**WORK TO DO:**
Please repeat all of the listing exactly.

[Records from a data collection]
┌──
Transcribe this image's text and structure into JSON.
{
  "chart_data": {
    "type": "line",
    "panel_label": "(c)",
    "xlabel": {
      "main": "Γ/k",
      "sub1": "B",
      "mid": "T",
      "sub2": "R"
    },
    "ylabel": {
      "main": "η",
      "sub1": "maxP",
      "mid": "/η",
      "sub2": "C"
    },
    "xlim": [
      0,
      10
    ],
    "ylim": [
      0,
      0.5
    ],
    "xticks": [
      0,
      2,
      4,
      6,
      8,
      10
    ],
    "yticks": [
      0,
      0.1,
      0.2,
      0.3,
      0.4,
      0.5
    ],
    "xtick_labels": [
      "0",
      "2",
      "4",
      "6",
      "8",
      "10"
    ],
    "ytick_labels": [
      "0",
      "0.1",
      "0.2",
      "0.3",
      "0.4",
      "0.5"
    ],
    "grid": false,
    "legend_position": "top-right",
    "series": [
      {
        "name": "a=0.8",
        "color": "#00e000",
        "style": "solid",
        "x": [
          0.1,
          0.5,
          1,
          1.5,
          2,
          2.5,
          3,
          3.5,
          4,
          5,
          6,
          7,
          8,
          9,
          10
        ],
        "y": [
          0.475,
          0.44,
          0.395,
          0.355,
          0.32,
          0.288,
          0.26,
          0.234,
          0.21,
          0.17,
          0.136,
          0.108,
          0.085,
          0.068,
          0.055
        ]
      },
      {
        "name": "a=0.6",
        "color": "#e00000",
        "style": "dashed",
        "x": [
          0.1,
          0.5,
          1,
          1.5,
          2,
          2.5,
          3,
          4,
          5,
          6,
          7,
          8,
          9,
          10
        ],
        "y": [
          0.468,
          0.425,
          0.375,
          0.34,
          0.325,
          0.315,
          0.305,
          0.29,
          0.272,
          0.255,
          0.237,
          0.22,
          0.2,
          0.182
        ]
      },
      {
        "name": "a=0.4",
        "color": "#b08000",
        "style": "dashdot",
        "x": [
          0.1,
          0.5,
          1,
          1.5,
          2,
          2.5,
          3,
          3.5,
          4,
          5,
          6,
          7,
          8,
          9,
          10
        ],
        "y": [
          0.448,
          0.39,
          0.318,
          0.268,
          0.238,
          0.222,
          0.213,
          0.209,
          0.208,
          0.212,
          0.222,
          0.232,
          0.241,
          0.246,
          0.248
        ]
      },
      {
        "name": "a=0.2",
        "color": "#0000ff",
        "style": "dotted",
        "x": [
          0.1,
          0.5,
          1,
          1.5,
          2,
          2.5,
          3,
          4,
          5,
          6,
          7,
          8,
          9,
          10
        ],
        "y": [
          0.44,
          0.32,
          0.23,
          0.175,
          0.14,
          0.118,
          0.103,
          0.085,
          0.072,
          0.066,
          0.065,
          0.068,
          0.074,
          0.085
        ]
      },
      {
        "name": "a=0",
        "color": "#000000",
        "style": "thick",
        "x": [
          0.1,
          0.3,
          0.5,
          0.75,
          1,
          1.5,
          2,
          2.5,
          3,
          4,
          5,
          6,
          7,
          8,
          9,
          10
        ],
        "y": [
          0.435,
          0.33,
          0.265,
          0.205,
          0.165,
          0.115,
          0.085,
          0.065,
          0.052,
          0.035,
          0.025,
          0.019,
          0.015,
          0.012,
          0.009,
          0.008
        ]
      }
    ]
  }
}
└──
**TASK OUTPUT:**
Transcribe this image's text and structure into JSON.
{
  "chart_data": {
    "type": "line",
    "panel_label": "(c)",
    "xlabel": {
      "main": "Γ/k",
      "sub1": "B",
      "mid": "T",
      "sub2": "R"
    },
    "ylabel": {
      "main": "η",
      "sub1": "maxP",
      "mid": "/η",
      "sub2": "C"
    },
    "xlim": [
      0,
      10
    ],
    "ylim": [
      0,
      0.5
    ],
    "xticks": [
      0,
      2,
      4,
      6,
      8,
      10
    ],
    "yticks": [
      0,
      0.1,
      0.2,
      0.3,
      0.4,
      0.5
    ],
    "xtick_labels": [
      "0",
      "2",
      "4",
      "6",
      "8",
      "10"
    ],
    "ytick_labels": [
      "0",
      "0.1",
      "0.2",
      "0.3",
      "0.4",
      "0.5"
    ],
    "grid": false,
    "legend_position": "top-right",
    "series": [
      {
        "name": "a=0.8",
        "color": "#00e000",
        "style": "solid",
        "x": [
          0.1,
          0.5,
          1,
          1.5,
          2,
          2.5,
          3,
          3.5,
          4,
          5,
          6,
          7,
          8,
          9,
          10
        ],
        "y": [
          0.475,
          0.44,
          0.395,
          0.355,
          0.32,
          0.288,
          0.26,
          0.234,
          0.21,
          0.17,
          0.136,
          0.108,
          0.085,
          0.068,
          0.055
        ]
      },
      {
        "name": "a=0.6",
        "color": "#e00000",
        "style": "dashed",
        "x": [
          0.1,
          0.5,
          1,
          1.5,
          2,
          2.5,
          3,
          4,
          5,
          6,
          7,
          8,
          9,
          10
        ],
        "y": [
          0.468,
          0.425,
          0.375,
          0.34,
          0.325,
          0.315,
          0.305,
          0.29,
          0.272,
          0.255,
          0.237,
          0.22,
          0.2,
          0.182
        ]
      },
      {
        "name": "a=0.4",
        "color": "#b08000",
        "style": "dashdot",
        "x": [
          0.1,
          0.5,
          1,
          1.5,
          2,
          2.5,
          3,
          3.5,
          4,
          5,
          6,
          7,
          8,
          9,
          10
        ],
        "y": [
          0.448,
          0.39,
          0.318,
          0.268,
          0.238,
          0.222,
          0.213,
          0.209,
          0.208,
          0.212,
          0.222,
          0.232,
          0.241,
          0.246,
          0.248
        ]
      },
      {
        "name": "a=0.2",
        "color": "#0000ff",
        "style": "dotted",
        "x": [
          0.1,
          0.5,
          1,
          1.5,
          2,
          2.5,
          3,
          4,
          5,
          6,
          7,
          8,
          9,
          10
        ],
        "y": [
          0.44,
          0.32,
          0.23,
          0.175,
          0.14,
          0.118,
          0.103,
          0.085,
          0.072,
          0.066,
          0.065,
          0.068,
          0.074,
          0.085
        ]
      },
      {
        "name": "a=0",
        "color": "#000000",
        "style": "thick",
        "x": [
          0.1,
          0.3,
          0.5,
          0.75,
          1,
          1.5,
          2,
          2.5,
          3,
          4,
          5,
          6,
          7,
          8,
          9,
          10
        ],
        "y": [
          0.435,
          0.33,
          0.265,
          0.205,
          0.165,
          0.115,
          0.085,
          0.065,
          0.052,
          0.035,
          0.025,
          0.019,
          0.015,
          0.012,
          0.009,
          0.008
        ]
      }
    ]
  }
}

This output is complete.